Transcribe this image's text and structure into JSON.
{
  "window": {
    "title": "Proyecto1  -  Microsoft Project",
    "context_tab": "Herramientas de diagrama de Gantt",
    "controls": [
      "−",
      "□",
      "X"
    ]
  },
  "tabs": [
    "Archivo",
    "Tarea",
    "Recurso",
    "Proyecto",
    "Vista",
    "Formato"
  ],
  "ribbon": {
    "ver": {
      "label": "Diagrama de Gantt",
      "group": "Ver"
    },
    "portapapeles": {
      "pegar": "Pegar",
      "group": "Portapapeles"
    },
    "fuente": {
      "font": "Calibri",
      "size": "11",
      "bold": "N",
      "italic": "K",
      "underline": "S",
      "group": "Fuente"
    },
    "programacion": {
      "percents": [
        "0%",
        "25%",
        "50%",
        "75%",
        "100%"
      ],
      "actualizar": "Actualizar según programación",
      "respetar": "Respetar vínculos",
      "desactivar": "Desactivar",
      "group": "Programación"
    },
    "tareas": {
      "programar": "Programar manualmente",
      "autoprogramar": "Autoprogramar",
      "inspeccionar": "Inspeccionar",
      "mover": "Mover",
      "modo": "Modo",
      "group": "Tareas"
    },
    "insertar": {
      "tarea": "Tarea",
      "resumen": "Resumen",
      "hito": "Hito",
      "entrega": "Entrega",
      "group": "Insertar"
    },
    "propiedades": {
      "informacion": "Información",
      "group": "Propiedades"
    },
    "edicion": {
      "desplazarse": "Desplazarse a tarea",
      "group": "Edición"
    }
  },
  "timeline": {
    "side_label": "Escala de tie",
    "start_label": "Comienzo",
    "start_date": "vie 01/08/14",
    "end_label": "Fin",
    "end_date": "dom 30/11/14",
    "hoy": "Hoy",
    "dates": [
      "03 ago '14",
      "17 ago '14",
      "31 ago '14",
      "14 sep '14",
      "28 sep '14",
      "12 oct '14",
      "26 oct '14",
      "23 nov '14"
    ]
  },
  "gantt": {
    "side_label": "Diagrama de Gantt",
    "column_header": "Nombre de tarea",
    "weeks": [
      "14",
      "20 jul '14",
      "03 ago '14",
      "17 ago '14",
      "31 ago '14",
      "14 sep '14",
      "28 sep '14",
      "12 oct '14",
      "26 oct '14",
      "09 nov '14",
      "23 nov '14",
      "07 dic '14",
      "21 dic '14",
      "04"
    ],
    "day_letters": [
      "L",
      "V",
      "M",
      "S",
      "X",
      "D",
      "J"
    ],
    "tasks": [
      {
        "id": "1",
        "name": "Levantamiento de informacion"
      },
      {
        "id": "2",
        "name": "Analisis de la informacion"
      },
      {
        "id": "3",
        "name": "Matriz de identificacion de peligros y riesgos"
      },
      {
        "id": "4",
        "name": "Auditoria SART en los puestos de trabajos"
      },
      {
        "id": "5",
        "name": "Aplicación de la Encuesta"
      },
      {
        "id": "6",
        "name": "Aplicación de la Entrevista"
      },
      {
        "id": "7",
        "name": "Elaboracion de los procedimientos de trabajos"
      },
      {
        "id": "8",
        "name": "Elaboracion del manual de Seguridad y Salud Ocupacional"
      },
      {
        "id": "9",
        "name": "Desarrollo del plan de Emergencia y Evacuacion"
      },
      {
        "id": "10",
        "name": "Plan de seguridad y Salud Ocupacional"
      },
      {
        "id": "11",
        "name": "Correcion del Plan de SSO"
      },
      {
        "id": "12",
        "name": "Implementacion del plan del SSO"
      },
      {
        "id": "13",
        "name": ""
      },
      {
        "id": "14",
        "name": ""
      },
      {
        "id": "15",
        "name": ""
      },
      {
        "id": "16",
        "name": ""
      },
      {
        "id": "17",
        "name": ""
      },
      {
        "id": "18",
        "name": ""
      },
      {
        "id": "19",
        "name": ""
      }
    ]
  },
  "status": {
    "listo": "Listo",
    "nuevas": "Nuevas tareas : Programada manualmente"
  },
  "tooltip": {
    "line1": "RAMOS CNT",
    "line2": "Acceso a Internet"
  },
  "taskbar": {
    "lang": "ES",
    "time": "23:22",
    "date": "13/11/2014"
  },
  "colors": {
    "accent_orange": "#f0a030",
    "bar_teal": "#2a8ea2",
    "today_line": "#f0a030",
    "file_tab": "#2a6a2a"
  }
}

____

* What is needed
Copy every line verbatim.

* The reply
Transcribe this image's text and structure into JSON.
{
  "window": {
    "title": "Proyecto1  -  Microsoft Project",
    "context_tab": "Herramientas de diagrama de Gantt",
    "controls": [
      "−",
      "□",
      "X"
    ]
  },
  "tabs": [
    "Archivo",
    "Tarea",
    "Recurso",
    "Proyecto",
    "Vista",
    "Formato"
  ],
  "ribbon": {
    "ver": {
      "label": "Diagrama de Gantt",
      "group": "Ver"
    },
    "portapapeles": {
      "pegar": "Pegar",
      "group": "Portapapeles"
    },
    "fuente": {
      "font": "Calibri",
      "size": "11",
      "bold": "N",
      "italic": "K",
      "underline": "S",
      "group": "Fuente"
    },
    "programacion": {
      "percents": [
        "0%",
        "25%",
        "50%",
        "75%",
        "100%"
      ],
      "actualizar": "Actualizar según programación",
      "respetar": "Respetar vínculos",
      "desactivar": "Desactivar",
      "group": "Programación"
    },
    "tareas": {
      "programar": "Programar manualmente",
      "autoprogramar": "Autoprogramar",
      "inspeccionar": "Inspeccionar",
      "mover": "Mover",
      "modo": "Modo",
      "group": "Tareas"
    },
    "insertar": {
      "tarea": "Tarea",
      "resumen": "Resumen",
      "hito": "Hito",
      "entrega": "Entrega",
      "group": "Insertar"
    },
    "propiedades": {
      "informacion": "Información",
      "group": "Propiedades"
    },
    "edicion": {
      "desplazarse": "Desplazarse a tarea",
      "group": "Edición"
    }
  },
  "timeline": {
    "side_label": "Escala de tie",
    "start_label": "Comienzo",
    "start_date": "vie 01/08/14",
    "end_label": "Fin",
    "end_date": "dom 30/11/14",
    "hoy": "Hoy",
    "dates": [
      "03 ago '14",
      "17 ago '14",
      "31 ago '14",
      "14 sep '14",
      "28 sep '14",
      "12 oct '14",
      "26 oct '14",
      "23 nov '14"
    ]
  },
  "gantt": {
    "side_label": "Diagrama de Gantt",
    "column_header": "Nombre de tarea",
    "weeks": [
      "14",
      "20 jul '14",
      "03 ago '14",
      "17 ago '14",
      "31 ago '14",
      "14 sep '14",
      "28 sep '14",
      "12 oct '14",
      "26 oct '14",
      "09 nov '14",
      "23 nov '14",
      "07 dic '14",
      "21 dic '14",
      "04"
    ],
    "day_letters": [
      "L",
      "V",
      "M",
      "S",
      "X",
      "D",
      "J"
    ],
    "tasks": [
      {
        "id": "1",
        "name": "Levantamiento de informacion"
      },
      {
        "id": "2",
        "name": "Analisis de la informacion"
      },
      {
        "id": "3",
        "name": "Matriz de identificacion de peligros y riesgos"
      },
      {
        "id": "4",
        "name": "Auditoria SART en los puestos de trabajos"
      },
      {
        "id": "5",
        "name": "Aplicación de la Encuesta"
      },
      {
        "id": "6",
        "name": "Aplicación de la Entrevista"
      },
      {
        "id": "7",
        "name": "Elaboracion de los procedimientos de trabajos"
      },
      {
        "id": "8",
        "name": "Elaboracion del manual de Seguridad y Salud Ocupacional"
      },
      {
        "id": "9",
        "name": "Desarrollo del plan de Emergencia y Evacuacion"
      },
      {
        "id": "10",
        "name": "Plan de seguridad y Salud Ocupacional"
      },
      {
        "id": "11",
        "name": "Correcion del Plan de SSO"
      },
      {
        "id": "12",
        "name": "Implementacion del plan del SSO"
      },
      {
        "id": "13",
        "name": ""
      },
      {
        "id": "14",
        "name": ""
      },
      {
        "id": "15",
        "name": ""
      },
      {
        "id": "16",
        "name": ""
      },
      {
        "id": "17",
        "name": ""
      },
      {
        "id": "18",
        "name": ""
      },
      {
        "id": "19",
        "name": ""
      }
    ]
  },
  "status": {
    "listo": "Listo",
    "nuevas": "Nuevas tareas : Programada manualmente"
  },
  "tooltip": {
    "line1": "RAMOS CNT",
    "line2": "Acceso a Internet"
  },
  "taskbar": {
    "lang": "ES",
    "time": "23:22",
    "date": "13/11/2014"
  },
  "colors": {
    "accent_orange": "#f0a030",
    "bar_teal": "#2a8ea2",
    "today_line": "#f0a030",
    "file_tab": "#2a6a2a"
  }
}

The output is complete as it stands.